INSTRUCTION:
Lift out each line of the data that holds "media".

Stored dataset items:
▬▬▬▬▬▬▬▬▬▬

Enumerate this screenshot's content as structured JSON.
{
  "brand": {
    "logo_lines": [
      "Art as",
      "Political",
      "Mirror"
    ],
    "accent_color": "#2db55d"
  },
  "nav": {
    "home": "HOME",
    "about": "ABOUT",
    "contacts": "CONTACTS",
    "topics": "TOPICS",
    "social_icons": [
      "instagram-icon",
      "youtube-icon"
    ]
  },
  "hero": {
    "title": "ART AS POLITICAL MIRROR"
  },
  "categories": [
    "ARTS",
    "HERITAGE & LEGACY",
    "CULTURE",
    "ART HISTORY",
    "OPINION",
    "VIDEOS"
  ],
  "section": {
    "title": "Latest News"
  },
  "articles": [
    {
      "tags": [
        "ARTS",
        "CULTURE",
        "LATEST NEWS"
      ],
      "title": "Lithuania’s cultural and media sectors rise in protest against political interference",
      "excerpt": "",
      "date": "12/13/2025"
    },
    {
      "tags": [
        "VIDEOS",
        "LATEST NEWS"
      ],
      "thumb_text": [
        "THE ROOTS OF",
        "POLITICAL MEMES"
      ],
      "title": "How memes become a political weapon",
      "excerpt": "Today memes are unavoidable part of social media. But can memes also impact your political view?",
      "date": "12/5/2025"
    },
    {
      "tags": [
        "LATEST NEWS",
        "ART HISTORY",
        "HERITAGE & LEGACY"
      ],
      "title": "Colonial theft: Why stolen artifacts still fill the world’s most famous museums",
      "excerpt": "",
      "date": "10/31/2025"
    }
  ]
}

▬▬▬▬▬▬▬▬▬▬

SOLUTION FOR THIS TASK:
      "title": "Lithuania’s cultural and media sectors rise in protest against political interference",
      "excerpt": "Today memes are unavoidable part of social media. But can memes also impact your political view?",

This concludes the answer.